• [EXERCISE DIRECTIONS]
For the entries that follow, state how many lines include the word "this", giving the number and nothing else.

• [SOURCE RECORDS]
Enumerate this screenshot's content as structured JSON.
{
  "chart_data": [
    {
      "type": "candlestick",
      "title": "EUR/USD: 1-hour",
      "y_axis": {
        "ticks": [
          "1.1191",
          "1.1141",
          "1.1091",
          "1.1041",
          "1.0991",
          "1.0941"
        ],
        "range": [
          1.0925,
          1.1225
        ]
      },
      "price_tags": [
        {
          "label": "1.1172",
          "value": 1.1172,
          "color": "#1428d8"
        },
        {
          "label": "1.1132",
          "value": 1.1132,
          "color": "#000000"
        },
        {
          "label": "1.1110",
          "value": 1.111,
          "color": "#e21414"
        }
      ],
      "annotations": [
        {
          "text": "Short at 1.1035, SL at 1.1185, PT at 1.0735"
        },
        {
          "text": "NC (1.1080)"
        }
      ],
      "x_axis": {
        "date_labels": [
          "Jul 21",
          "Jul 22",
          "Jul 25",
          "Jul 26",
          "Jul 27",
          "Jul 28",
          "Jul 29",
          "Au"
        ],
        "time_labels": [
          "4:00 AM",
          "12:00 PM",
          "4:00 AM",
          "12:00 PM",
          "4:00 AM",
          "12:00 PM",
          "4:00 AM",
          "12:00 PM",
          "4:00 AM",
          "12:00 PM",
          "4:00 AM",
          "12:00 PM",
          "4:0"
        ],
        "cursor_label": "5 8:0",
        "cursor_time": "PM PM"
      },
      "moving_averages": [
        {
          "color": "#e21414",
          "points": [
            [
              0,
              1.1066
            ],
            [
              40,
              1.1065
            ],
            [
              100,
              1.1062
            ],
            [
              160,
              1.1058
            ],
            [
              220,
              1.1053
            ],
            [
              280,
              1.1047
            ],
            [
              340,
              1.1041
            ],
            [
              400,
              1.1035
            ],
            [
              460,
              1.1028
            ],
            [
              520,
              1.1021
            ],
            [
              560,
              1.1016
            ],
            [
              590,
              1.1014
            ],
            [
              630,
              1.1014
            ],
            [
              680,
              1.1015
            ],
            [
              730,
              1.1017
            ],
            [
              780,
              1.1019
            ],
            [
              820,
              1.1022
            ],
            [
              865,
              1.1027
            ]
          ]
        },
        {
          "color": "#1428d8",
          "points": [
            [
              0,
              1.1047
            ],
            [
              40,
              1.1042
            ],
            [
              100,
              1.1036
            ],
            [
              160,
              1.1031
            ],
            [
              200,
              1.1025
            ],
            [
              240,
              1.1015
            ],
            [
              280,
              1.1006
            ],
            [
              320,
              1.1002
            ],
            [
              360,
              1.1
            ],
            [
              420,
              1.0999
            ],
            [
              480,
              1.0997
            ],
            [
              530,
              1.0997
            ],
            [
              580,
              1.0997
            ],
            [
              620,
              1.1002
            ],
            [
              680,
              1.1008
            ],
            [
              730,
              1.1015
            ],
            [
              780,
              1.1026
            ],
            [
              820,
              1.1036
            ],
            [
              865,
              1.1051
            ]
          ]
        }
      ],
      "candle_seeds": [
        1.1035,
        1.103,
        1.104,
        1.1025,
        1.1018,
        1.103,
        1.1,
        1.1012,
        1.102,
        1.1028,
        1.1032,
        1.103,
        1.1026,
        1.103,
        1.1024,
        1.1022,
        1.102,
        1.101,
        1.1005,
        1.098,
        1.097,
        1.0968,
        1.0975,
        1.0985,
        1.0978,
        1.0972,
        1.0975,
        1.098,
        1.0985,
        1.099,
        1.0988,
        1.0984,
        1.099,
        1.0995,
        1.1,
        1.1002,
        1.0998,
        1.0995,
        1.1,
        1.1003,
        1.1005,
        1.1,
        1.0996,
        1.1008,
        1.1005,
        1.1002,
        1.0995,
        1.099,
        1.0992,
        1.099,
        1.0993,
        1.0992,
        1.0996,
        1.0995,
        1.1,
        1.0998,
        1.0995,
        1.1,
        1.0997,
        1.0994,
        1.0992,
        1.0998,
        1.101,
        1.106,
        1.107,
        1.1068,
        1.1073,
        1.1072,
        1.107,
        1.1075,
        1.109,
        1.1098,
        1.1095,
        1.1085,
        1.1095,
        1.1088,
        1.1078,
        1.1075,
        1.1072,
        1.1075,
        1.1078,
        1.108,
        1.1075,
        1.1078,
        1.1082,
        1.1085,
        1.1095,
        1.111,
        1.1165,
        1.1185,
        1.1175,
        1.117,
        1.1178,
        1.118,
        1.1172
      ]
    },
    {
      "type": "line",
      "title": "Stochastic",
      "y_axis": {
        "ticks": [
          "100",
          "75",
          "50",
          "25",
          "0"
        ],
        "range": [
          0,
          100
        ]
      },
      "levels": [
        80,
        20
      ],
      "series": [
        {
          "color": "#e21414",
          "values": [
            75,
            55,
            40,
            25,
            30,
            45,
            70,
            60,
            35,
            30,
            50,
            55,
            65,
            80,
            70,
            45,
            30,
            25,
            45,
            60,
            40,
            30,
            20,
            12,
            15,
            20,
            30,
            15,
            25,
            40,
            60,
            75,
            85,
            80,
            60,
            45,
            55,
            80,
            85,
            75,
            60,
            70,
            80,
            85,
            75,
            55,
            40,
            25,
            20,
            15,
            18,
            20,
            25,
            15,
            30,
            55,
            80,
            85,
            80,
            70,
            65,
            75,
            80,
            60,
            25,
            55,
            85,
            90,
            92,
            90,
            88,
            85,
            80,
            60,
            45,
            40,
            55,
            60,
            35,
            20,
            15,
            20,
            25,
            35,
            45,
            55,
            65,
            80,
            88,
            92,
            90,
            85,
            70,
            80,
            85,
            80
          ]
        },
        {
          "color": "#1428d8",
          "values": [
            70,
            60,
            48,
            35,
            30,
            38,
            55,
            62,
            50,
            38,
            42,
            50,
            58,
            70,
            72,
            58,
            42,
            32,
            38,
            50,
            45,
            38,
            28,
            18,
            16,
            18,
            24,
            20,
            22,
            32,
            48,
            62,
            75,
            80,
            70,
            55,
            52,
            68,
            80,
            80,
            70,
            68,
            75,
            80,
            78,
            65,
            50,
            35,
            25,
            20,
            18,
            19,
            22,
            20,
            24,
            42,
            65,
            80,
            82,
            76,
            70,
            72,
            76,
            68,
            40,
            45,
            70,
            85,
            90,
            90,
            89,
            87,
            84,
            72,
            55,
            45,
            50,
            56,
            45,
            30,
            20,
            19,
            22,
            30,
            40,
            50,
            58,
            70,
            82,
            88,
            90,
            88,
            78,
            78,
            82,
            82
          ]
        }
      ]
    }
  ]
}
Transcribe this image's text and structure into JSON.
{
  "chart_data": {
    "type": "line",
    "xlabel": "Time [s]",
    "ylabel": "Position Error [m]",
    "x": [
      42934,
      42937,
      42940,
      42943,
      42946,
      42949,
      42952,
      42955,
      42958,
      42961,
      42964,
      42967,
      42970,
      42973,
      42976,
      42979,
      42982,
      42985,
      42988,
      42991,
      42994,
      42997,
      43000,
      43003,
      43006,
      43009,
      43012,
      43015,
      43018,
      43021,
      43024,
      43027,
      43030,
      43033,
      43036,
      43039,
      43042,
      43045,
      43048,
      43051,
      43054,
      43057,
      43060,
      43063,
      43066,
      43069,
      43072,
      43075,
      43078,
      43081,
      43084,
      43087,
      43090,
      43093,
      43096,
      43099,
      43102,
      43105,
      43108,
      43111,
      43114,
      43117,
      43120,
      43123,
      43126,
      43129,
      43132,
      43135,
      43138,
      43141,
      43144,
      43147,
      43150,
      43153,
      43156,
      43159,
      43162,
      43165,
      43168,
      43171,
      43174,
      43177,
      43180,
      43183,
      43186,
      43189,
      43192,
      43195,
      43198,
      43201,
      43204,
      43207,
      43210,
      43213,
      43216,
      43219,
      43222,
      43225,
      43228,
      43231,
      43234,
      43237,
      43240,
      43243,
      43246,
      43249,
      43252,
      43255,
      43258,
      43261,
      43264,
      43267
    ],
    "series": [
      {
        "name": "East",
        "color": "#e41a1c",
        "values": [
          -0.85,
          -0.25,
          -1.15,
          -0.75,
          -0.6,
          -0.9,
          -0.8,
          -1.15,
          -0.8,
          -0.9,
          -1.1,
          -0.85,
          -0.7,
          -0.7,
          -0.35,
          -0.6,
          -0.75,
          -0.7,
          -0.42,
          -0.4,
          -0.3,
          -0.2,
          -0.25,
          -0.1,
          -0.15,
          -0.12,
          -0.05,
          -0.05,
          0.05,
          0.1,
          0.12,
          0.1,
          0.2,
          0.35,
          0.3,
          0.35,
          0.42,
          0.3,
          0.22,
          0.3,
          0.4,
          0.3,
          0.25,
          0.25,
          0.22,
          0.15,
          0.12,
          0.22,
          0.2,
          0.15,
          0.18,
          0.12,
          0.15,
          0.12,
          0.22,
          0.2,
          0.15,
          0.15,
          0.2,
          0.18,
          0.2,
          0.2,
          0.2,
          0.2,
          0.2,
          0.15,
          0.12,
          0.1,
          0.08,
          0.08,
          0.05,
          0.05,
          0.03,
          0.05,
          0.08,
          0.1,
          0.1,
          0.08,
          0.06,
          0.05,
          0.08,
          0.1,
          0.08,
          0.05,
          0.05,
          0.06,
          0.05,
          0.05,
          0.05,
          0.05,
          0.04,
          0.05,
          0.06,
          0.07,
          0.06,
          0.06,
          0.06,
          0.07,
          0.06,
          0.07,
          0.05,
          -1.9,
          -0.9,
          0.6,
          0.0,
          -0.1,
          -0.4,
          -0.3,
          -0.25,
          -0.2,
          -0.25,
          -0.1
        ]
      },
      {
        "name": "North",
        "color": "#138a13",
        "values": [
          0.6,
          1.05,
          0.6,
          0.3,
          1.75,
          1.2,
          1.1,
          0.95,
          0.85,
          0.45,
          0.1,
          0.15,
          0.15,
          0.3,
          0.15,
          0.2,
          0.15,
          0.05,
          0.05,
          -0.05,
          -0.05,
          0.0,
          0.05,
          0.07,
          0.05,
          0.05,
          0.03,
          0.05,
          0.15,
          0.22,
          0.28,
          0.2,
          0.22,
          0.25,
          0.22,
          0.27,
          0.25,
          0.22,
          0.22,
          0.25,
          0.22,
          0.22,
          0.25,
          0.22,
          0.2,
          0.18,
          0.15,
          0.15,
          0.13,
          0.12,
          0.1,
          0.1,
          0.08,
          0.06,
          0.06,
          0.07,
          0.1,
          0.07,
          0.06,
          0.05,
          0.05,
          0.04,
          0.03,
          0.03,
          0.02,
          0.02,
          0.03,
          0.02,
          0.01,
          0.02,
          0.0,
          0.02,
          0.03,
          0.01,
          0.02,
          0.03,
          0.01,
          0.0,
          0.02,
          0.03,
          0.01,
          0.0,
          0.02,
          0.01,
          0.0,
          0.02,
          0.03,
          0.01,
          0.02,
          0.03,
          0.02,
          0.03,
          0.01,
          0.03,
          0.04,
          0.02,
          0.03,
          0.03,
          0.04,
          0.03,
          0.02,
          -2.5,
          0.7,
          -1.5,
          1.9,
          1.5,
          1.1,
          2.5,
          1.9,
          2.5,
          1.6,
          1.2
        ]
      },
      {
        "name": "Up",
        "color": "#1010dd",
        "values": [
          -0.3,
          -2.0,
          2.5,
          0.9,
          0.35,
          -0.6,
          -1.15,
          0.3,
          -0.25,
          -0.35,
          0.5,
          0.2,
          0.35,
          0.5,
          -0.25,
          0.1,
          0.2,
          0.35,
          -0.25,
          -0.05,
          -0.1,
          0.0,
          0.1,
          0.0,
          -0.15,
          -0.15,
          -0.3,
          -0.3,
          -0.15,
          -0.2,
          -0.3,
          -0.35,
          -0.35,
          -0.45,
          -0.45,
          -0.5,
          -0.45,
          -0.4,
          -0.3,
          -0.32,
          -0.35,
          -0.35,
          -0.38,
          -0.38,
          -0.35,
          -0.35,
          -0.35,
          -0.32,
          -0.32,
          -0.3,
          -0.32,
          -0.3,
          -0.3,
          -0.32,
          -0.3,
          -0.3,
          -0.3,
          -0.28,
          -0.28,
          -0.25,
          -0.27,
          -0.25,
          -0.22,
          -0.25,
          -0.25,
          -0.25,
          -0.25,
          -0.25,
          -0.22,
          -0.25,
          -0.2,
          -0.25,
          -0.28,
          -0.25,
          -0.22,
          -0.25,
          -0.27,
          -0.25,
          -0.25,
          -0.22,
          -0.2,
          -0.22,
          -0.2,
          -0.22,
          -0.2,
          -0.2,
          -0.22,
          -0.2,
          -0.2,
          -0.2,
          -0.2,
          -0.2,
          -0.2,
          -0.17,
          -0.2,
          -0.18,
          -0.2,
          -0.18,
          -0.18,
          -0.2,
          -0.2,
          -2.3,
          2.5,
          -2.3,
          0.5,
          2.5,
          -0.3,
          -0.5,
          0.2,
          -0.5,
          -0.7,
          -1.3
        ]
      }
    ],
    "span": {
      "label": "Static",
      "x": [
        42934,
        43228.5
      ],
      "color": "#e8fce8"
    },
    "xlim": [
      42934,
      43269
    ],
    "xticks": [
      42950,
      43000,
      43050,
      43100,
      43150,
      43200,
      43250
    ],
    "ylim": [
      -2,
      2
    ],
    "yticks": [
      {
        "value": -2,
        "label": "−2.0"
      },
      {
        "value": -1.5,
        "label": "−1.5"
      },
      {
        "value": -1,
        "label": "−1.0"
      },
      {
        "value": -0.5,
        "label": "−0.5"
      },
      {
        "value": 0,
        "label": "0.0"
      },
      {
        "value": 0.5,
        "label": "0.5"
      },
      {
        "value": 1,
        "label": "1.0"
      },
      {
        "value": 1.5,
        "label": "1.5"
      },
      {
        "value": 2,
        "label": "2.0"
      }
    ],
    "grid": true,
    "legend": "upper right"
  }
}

• [RESPONSE]
2